### GIVEN INSTRUCTION
Reproduce the material starting at the line containing "legend-swatch-actual xyxy=(195,23,210,37)" and ending at the line containing "y-tick-label: $40 xyxy=(50,297,68,309)", replacing "Revenue Estimate" with "Revenue Forecast" and leaving all else unchanged.

### TASK MATERIAL
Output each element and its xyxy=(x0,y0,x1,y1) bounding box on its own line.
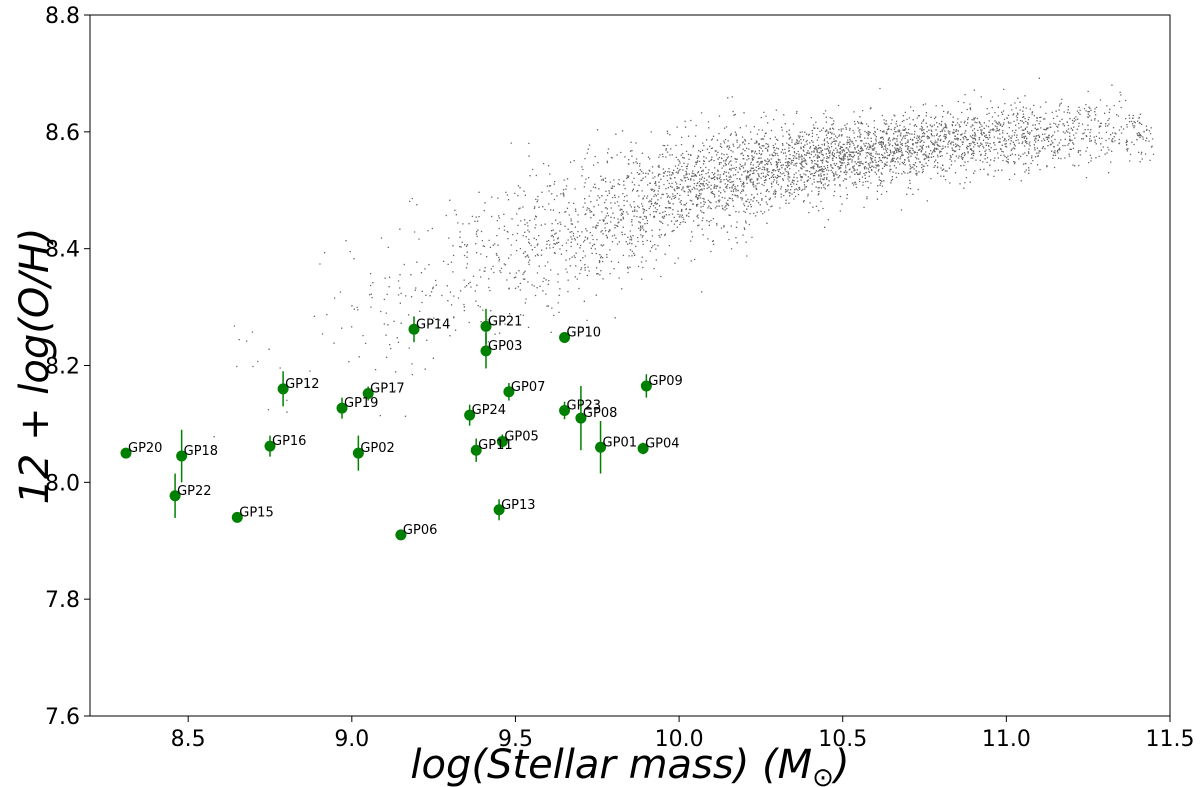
point-gp09 xyxy=(640,380,652,392)
label-gp18: GP18 xyxy=(184,444,218,459)
label-gp23: GP23 xyxy=(567,398,601,413)
label-gp06: GP06 xyxy=(403,523,437,538)
point-gp05 xyxy=(496,435,508,447)
label-gp21: GP21 xyxy=(488,314,522,329)
point-gp19 xyxy=(336,402,348,414)
point-gp14 xyxy=(408,323,420,335)
label-gp19: GP19 xyxy=(344,396,378,411)
background-point-cloud xyxy=(213,77,1155,449)
point-gp18 xyxy=(176,450,188,462)
plot-border xyxy=(89,14,1171,717)
point-gp22 xyxy=(169,490,181,502)
point-gp10 xyxy=(559,331,571,343)
point-gp01 xyxy=(595,441,607,453)
label-gp22: GP22 xyxy=(177,484,211,499)
point-gp23 xyxy=(559,404,571,416)
point-gp12 xyxy=(277,383,289,395)
point-gp06 xyxy=(395,529,407,541)
cloud-points xyxy=(213,77,1155,449)
label-gp11: GP11 xyxy=(478,438,512,453)
y-tick-label: 8.6 xyxy=(45,121,80,146)
y-tick-label: 7.8 xyxy=(45,588,80,613)
x-tick-label: 11.5 xyxy=(1146,727,1195,752)
point-gp24 xyxy=(464,409,476,421)
label-gp01: GP01 xyxy=(603,435,637,450)
y-tick-label: 8.8 xyxy=(45,4,80,29)
label-gp04: GP04 xyxy=(645,436,679,451)
point-gp21 xyxy=(480,320,492,332)
point-labels: GP01 GP02 GP03 GP04 GP05 GP06 GP07 GP08 GP09 GP10… xyxy=(128,314,683,538)
x-axis-label: log(Stellar mass) (M⊙) xyxy=(410,742,849,787)
point-gp04 xyxy=(637,442,649,454)
label-gp15: GP15 xyxy=(239,505,273,520)
error-bars xyxy=(125,308,648,540)
label-gp17: GP17 xyxy=(370,382,404,397)
label-gp03: GP03 xyxy=(488,339,522,354)
x-tick-label: 8.5 xyxy=(171,727,206,752)
point-gp08 xyxy=(575,412,587,424)
point-gp13 xyxy=(493,504,505,516)
label-gp02: GP02 xyxy=(360,441,394,456)
label-gp13: GP13 xyxy=(501,498,535,513)
point-gp17 xyxy=(362,388,374,400)
x-tick-label: 11.0 xyxy=(982,727,1031,752)
point-gp07 xyxy=(503,386,515,398)
point-gp16 xyxy=(264,440,276,452)
y-tick-label: 7.6 xyxy=(45,705,80,730)
label-gp14: GP14 xyxy=(416,317,450,332)
label-gp16: GP16 xyxy=(272,434,306,449)
label-gp05: GP05 xyxy=(504,429,538,444)
axis-ticks: 8.5 9.0 9.5 10.0 10.5 11.0 11.5 7.6 7.8 8.0 8.2 8.4… xyxy=(45,4,1194,752)
gp-points xyxy=(120,320,652,541)
point-gp20 xyxy=(120,447,132,459)
x-tick-label: 9.0 xyxy=(334,727,369,752)
x-tick-label: 9.5 xyxy=(498,727,533,752)
label-gp12: GP12 xyxy=(285,377,319,392)
label-gp24: GP24 xyxy=(472,403,506,418)
label-gp20: GP20 xyxy=(128,441,162,456)
point-gp02 xyxy=(352,447,364,459)
y-tick-label: 8.0 xyxy=(45,471,80,496)
label-gp08: GP08 xyxy=(583,406,617,421)
label-gp10: GP10 xyxy=(567,325,601,340)
x-tick-label: 10.0 xyxy=(655,727,704,752)
y-axis-label: 12 + log(O/H) xyxy=(12,227,58,504)
point-gp03 xyxy=(480,345,492,357)
y-tick-label: 8.2 xyxy=(45,355,80,380)
plot-frame xyxy=(89,14,1171,717)
label-gp09: GP09 xyxy=(648,374,682,389)
point-gp11 xyxy=(470,444,482,456)
label-gp07: GP07 xyxy=(511,380,545,395)
y-tick-label: 8.4 xyxy=(45,238,80,263)
point-gp15 xyxy=(231,511,243,523)
x-tick-label: 10.5 xyxy=(818,727,867,752)
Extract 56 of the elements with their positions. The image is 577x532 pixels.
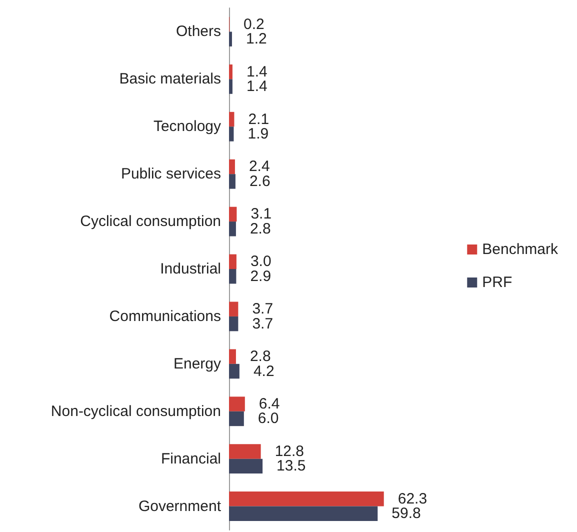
- bar: [229, 254, 236, 269]
- data-label: 6.4: [258, 396, 280, 413]
- data-label: 2.1: [248, 110, 270, 128]
- bar: [229, 316, 238, 332]
- data-label: 3.7: [252, 300, 274, 318]
- bar: [229, 458, 263, 474]
- data-label: 2.8: [250, 348, 271, 366]
- bar: [229, 506, 378, 521]
- y-tick-label: Industrial: [160, 260, 221, 278]
- bar: [229, 79, 232, 94]
- y-tick-label: Energy: [173, 355, 222, 372]
- bar: [229, 32, 232, 46]
- bar: [229, 349, 236, 364]
- data-label: 59.8: [392, 505, 421, 522]
- data-label: 0.2: [243, 16, 264, 33]
- y-tick-label: Communications: [109, 308, 221, 325]
- data-label: 1.4: [246, 78, 268, 96]
- bar: [229, 444, 261, 459]
- bar: [229, 206, 237, 222]
- data-label: 6.0: [258, 410, 279, 428]
- y-tick-label: Others: [176, 23, 221, 40]
- bar: [229, 174, 236, 189]
- bar: [229, 159, 235, 174]
- y-tick-label: Financial: [160, 450, 221, 468]
- legend-label: PRF: [482, 274, 512, 291]
- data-label: 2.4: [248, 158, 270, 176]
- bar: [229, 269, 236, 284]
- data-label: 2.6: [249, 172, 270, 190]
- y-tick-label: Non-cyclical consumption: [50, 402, 221, 420]
- data-label: 2.9: [250, 268, 272, 285]
- data-label: 3.1: [250, 206, 272, 223]
- bar: [229, 492, 384, 506]
- y-tick-label: Public services: [120, 166, 221, 183]
- bar: [229, 411, 244, 426]
- data-label: 1.4: [246, 63, 268, 80]
- data-label: 13.5: [276, 458, 306, 475]
- bar: [229, 396, 245, 412]
- bar: [229, 364, 240, 379]
- data-label: 62.3: [398, 490, 428, 508]
- data-label: 3.0: [250, 253, 272, 270]
- bar: [229, 302, 238, 316]
- data-label: 3.7: [252, 315, 274, 332]
- bar: [229, 112, 234, 127]
- data-label: 4.2: [253, 362, 274, 380]
- data-label: 1.2: [246, 30, 267, 48]
- data-label: 1.9: [248, 125, 269, 142]
- data-label: 2.8: [250, 220, 271, 238]
- legend-label: Benchmark: [482, 241, 558, 258]
- data-label: 12.8: [274, 442, 304, 460]
- y-tick-label: Cyclical consumption: [80, 213, 221, 230]
- bar: [229, 126, 234, 142]
- y-tick-label: Basic materials: [119, 70, 221, 88]
- bar: [229, 64, 232, 80]
- y-tick-label: Government: [138, 498, 222, 515]
- bar: [229, 222, 236, 236]
- y-tick-label: Tecnology: [153, 118, 222, 136]
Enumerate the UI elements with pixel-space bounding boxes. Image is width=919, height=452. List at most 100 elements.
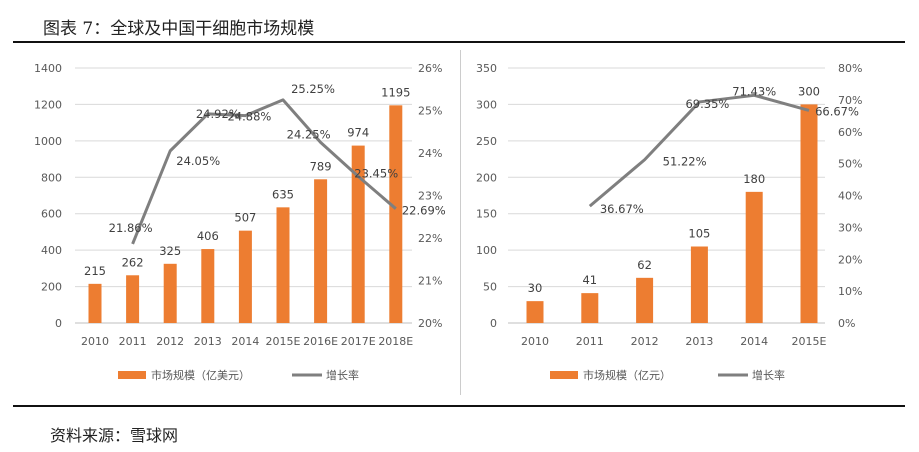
bar xyxy=(163,263,177,323)
y-tick-label: 250 xyxy=(476,135,497,148)
bar xyxy=(389,105,403,323)
bar xyxy=(238,230,252,323)
bar xyxy=(88,283,102,323)
chart-divider xyxy=(460,50,461,395)
line-data-label: 22.69% xyxy=(402,204,446,218)
bar xyxy=(126,275,140,323)
line-data-label: 71.43% xyxy=(732,84,776,98)
y2-tick-label: 20% xyxy=(418,317,442,330)
legend-line-label: 增长率 xyxy=(752,368,785,382)
x-tick-label: 2018E xyxy=(378,335,413,348)
y2-tick-label: 30% xyxy=(838,221,862,234)
x-tick-label: 2011 xyxy=(119,335,147,348)
bar-data-label: 1195 xyxy=(381,85,410,99)
bar-data-label: 974 xyxy=(347,126,369,140)
x-tick-label: 2015E xyxy=(792,335,827,348)
y2-tick-label: 26% xyxy=(418,62,442,75)
legend-line-label: 增长率 xyxy=(326,368,359,382)
y2-tick-label: 80% xyxy=(838,62,862,75)
y2-tick-label: 23% xyxy=(418,190,442,203)
y2-tick-label: 22% xyxy=(418,232,442,245)
bar-data-label: 789 xyxy=(310,159,332,173)
y-tick-label: 200 xyxy=(41,281,62,294)
x-tick-label: 2015E xyxy=(266,335,301,348)
figure-title: 图表 7：全球及中国干细胞市场规模 xyxy=(43,19,315,39)
bar xyxy=(276,207,290,323)
line-data-label: 24.92% xyxy=(196,107,240,121)
line-data-label: 25.25% xyxy=(291,82,335,96)
y-tick-label: 350 xyxy=(476,62,497,75)
bar-data-label: 406 xyxy=(197,229,219,243)
y2-tick-label: 21% xyxy=(418,275,442,288)
bar xyxy=(636,277,654,323)
bar-data-label: 215 xyxy=(84,264,106,278)
y2-tick-label: 0% xyxy=(838,317,855,330)
line-data-label: 36.67% xyxy=(600,202,644,216)
growth-line xyxy=(131,98,397,245)
y2-tick-label: 10% xyxy=(838,285,862,298)
y2-tick-label: 70% xyxy=(838,94,862,107)
line-data-label: 24.25% xyxy=(287,127,331,141)
bar xyxy=(201,249,215,323)
y2-tick-label: 60% xyxy=(838,126,862,139)
bar-data-label: 41 xyxy=(582,273,597,287)
x-tick-label: 2016E xyxy=(303,335,338,348)
x-tick-label: 2010 xyxy=(81,335,109,348)
x-tick-label: 2011 xyxy=(576,335,604,348)
bar-data-label: 262 xyxy=(122,255,144,269)
bottom-rule xyxy=(13,405,905,407)
y2-tick-label: 25% xyxy=(418,105,442,118)
y-tick-label: 100 xyxy=(476,244,497,257)
growth-line xyxy=(588,93,810,208)
y-tick-label: 50 xyxy=(483,281,497,294)
y-tick-label: 200 xyxy=(476,171,497,184)
bar-data-label: 62 xyxy=(637,258,652,272)
x-tick-label: 2014 xyxy=(740,335,768,348)
bar xyxy=(314,179,328,323)
y-tick-label: 1200 xyxy=(34,98,62,111)
line-data-label: 24.88% xyxy=(227,110,271,124)
x-tick-label: 2014 xyxy=(231,335,259,348)
bar-data-label: 325 xyxy=(159,244,181,258)
bar-data-label: 105 xyxy=(688,227,710,241)
y2-tick-label: 20% xyxy=(838,253,862,266)
bar-data-label: 635 xyxy=(272,187,294,201)
x-tick-label: 2012 xyxy=(156,335,184,348)
x-tick-label: 2010 xyxy=(521,335,549,348)
line-data-label: 66.67% xyxy=(815,104,859,118)
y-tick-label: 150 xyxy=(476,208,497,221)
bar xyxy=(581,293,599,323)
bar-data-label: 507 xyxy=(234,211,256,225)
y-tick-label: 800 xyxy=(41,171,62,184)
bar-data-label: 30 xyxy=(528,281,543,295)
line-data-label: 69.35% xyxy=(685,97,729,111)
x-tick-label: 2017E xyxy=(341,335,376,348)
line-data-label: 21.86% xyxy=(109,221,153,235)
y-tick-label: 400 xyxy=(41,244,62,257)
y-tick-label: 300 xyxy=(476,98,497,111)
x-tick-label: 2013 xyxy=(194,335,222,348)
bar-data-label: 300 xyxy=(798,84,820,98)
bar xyxy=(526,301,544,323)
y2-tick-label: 40% xyxy=(838,190,862,203)
y-tick-label: 0 xyxy=(55,317,62,330)
source-note: 资料来源：雪球网 xyxy=(50,426,179,445)
x-tick-label: 2013 xyxy=(685,335,713,348)
y2-tick-label: 24% xyxy=(418,147,442,160)
bar xyxy=(800,104,818,323)
legend-bar-label: 市场规模（亿元） xyxy=(583,368,671,382)
bar-data-label: 180 xyxy=(743,172,765,186)
bar xyxy=(745,191,763,323)
line-data-label: 24.05% xyxy=(176,154,220,168)
x-tick-label: 2012 xyxy=(631,335,659,348)
line-data-label: 23.45% xyxy=(354,166,398,180)
legend-bar-swatch xyxy=(118,371,146,379)
legend-bar-swatch xyxy=(550,371,578,379)
y2-tick-label: 50% xyxy=(838,158,862,171)
y-tick-label: 600 xyxy=(41,208,62,221)
bar xyxy=(690,246,708,323)
line-data-label: 51.22% xyxy=(663,155,707,169)
y-tick-label: 1400 xyxy=(34,62,62,75)
legend-bar-label: 市场规模（亿美元） xyxy=(151,368,250,382)
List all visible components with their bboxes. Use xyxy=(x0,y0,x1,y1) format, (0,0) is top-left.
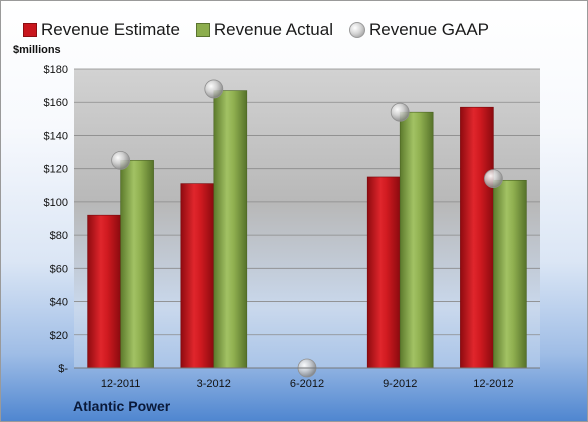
legend-swatch-actual xyxy=(195,23,210,37)
point-revenue-gaap xyxy=(111,150,130,170)
legend-label-actual: Revenue Actual xyxy=(213,20,333,39)
point-revenue-gaap xyxy=(390,102,410,122)
x-tick-label: 3-2012 xyxy=(197,378,231,390)
y-tick-label: $20 xyxy=(50,330,68,342)
bar-revenue-estimate xyxy=(87,214,121,369)
legend-item-gaap: Revenue GAAP xyxy=(349,20,489,40)
y-tick-label: $80 xyxy=(50,230,68,242)
point-revenue-gaap xyxy=(204,79,224,99)
legend-item-estimate: Revenue Estimate xyxy=(23,20,180,40)
y-tick-label: $180 xyxy=(44,64,68,76)
bar-revenue-estimate xyxy=(366,176,401,369)
x-tick-label: 12-2012 xyxy=(473,378,513,390)
legend-swatch-estimate xyxy=(23,23,37,37)
y-tick-label: $120 xyxy=(44,164,68,176)
y-tick-label: $100 xyxy=(44,197,68,209)
y-tick-label: $- xyxy=(58,363,68,375)
x-tick-label: 12-2011 xyxy=(101,378,141,390)
y-axis-unit-label: $millions xyxy=(13,44,61,56)
legend-label-estimate: Revenue Estimate xyxy=(41,20,180,39)
bar-revenue-actual xyxy=(399,111,434,369)
x-tick-label: 9-2012 xyxy=(383,378,417,390)
y-tick-label: $40 xyxy=(50,297,68,309)
x-axis-tick-labels: 12-2011 3-2012 6-2012 9-2012 12-2012 xyxy=(101,378,514,390)
bars xyxy=(87,90,527,369)
bar-revenue-actual xyxy=(213,90,248,369)
y-tick-label: $140 xyxy=(44,130,68,142)
legend-label-gaap: Revenue GAAP xyxy=(369,20,490,39)
y-tick-label: $160 xyxy=(44,97,68,109)
bar-revenue-actual xyxy=(120,160,154,369)
legend-swatch-gaap xyxy=(349,22,365,38)
company-name: Atlantic Power xyxy=(73,398,171,414)
bar-revenue-actual xyxy=(493,179,527,369)
legend: Revenue Estimate Revenue Actual Revenue … xyxy=(23,15,505,45)
bar-revenue-estimate xyxy=(180,183,215,369)
y-tick-label: $60 xyxy=(50,263,68,275)
legend-item-actual: Revenue Actual xyxy=(195,20,333,40)
point-revenue-gaap xyxy=(483,169,503,189)
bar-revenue-estimate xyxy=(460,106,494,369)
y-axis-tick-labels: $- $20 $40 $60 $80 $100 $120 $140 $160 $180 xyxy=(44,64,69,375)
x-tick-label: 6-2012 xyxy=(290,378,324,390)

### SOLVED PROBLEM
legend-swatch-actual xyxy=(195,23,210,37)
point-revenue-gaap xyxy=(111,150,130,170)
legend-label-actual: Revenue Actual xyxy=(213,20,333,39)
point-revenue-gaap xyxy=(390,102,410,122)
x-tick-label: 3-2012 xyxy=(197,378,231,390)
y-tick-label: $20 xyxy=(50,330,68,342)
bar-revenue-estimate xyxy=(87,214,121,369)
legend-item-gaap: Revenue GAAP xyxy=(349,20,489,40)
y-tick-label: $80 xyxy=(50,230,68,242)
point-revenue-gaap xyxy=(204,79,224,99)
legend-item-estimate: Revenue Forecast xyxy=(23,20,180,40)
y-tick-label: $180 xyxy=(44,64,68,76)
bar-revenue-estimate xyxy=(366,176,401,369)
x-tick-label: 12-2012 xyxy=(473,378,513,390)
legend-swatch-estimate xyxy=(23,23,37,37)
y-tick-label: $120 xyxy=(44,164,68,176)
y-tick-label: $100 xyxy=(44,197,68,209)
y-tick-label: $- xyxy=(58,363,68,375)
x-tick-label: 12-2011 xyxy=(101,378,141,390)
y-axis-unit-label: $millions xyxy=(13,44,61,56)
legend-label-estimate: Revenue Forecast xyxy=(41,20,180,39)
bar-revenue-actual xyxy=(399,111,434,369)
x-tick-label: 9-2012 xyxy=(383,378,417,390)
y-tick-label: $40 xyxy=(50,297,68,309)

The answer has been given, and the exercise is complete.